[Data records]
§

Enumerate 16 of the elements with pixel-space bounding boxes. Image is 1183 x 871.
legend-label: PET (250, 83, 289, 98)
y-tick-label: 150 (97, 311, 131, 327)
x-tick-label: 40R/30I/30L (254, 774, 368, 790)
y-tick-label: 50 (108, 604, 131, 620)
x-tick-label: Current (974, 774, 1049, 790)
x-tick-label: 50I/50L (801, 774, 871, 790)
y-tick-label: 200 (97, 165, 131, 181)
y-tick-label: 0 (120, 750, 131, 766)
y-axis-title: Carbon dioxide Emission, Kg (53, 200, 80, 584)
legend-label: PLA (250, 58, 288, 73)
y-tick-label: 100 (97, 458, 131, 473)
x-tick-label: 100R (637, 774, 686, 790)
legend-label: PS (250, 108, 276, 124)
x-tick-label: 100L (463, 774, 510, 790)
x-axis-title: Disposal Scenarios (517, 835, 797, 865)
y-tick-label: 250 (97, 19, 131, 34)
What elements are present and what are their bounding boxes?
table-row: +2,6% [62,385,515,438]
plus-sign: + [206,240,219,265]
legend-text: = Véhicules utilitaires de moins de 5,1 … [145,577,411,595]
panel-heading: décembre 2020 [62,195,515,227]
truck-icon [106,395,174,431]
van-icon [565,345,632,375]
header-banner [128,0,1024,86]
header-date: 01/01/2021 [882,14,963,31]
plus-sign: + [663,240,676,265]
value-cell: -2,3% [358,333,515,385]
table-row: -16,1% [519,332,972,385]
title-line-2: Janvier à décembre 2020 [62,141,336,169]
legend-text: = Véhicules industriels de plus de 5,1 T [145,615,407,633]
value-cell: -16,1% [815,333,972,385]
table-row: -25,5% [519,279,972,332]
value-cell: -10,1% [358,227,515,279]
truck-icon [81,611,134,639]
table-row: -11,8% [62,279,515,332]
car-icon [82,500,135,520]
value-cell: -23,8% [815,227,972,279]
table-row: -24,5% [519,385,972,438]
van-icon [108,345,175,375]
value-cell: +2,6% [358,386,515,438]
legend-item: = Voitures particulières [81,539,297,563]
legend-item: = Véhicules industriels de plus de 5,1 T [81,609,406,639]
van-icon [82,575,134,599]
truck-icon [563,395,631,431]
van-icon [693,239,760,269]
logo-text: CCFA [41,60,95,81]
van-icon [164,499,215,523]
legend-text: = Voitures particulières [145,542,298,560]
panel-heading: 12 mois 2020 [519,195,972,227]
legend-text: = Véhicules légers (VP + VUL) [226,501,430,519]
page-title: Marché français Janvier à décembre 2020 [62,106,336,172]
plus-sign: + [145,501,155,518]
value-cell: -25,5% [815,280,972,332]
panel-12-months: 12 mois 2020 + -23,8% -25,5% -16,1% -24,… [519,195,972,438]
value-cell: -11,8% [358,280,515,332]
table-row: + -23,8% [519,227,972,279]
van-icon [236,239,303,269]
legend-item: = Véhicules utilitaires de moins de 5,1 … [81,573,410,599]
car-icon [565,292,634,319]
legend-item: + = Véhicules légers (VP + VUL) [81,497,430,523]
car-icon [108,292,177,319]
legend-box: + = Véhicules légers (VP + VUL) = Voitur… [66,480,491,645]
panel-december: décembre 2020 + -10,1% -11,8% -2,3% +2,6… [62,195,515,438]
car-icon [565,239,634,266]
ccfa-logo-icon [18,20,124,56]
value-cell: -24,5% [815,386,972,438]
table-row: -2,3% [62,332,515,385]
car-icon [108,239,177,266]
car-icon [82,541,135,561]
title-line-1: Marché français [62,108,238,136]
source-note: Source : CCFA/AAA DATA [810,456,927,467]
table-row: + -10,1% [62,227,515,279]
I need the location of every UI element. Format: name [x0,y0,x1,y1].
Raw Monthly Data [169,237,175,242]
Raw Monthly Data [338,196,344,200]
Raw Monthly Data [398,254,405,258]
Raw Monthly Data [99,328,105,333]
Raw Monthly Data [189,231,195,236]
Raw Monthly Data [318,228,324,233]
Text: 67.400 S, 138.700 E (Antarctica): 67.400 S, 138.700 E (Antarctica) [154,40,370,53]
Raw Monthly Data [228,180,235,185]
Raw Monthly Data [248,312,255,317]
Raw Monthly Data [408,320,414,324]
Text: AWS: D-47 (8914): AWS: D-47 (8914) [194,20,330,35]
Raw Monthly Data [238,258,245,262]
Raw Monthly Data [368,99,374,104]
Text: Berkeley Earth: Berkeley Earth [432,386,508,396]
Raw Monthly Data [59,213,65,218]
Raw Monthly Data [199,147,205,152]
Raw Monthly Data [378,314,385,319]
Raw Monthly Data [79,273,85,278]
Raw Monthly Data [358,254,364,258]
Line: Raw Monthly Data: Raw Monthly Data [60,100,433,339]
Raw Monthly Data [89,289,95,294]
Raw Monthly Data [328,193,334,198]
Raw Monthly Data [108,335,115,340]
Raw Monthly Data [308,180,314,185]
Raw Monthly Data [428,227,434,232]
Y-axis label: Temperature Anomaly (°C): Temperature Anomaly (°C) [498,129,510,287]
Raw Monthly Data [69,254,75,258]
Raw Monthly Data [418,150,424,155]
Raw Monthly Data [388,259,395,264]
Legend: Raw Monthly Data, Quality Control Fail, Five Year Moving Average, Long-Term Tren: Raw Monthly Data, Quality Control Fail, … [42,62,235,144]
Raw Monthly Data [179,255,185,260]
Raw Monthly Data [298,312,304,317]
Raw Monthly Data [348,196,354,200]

§

### EXERCISE TASK
Render the entries from the first line through the line containing "y-tick-label: 50 (108, 604, 131, 620)" as a Markdown table with the columns Row and Line, giving each line its row number and leaving out blank lines.

### REPLY TO THE EXERCISE
| Row | Line |
|---|---|
| 1 | Enumerate 16 of the elements with pixel-space bounding boxes. Image is 1183 x 871. |
| 2 | legend-label: PET (250, 83, 289, 98) |
| 3 | y-tick-label: 150 (97, 311, 131, 327) |
| 4 | x-tick-label: 40R/30I/30L (254, 774, 368, 790) |
| 5 | y-tick-label: 50 (108, 604, 131, 620) |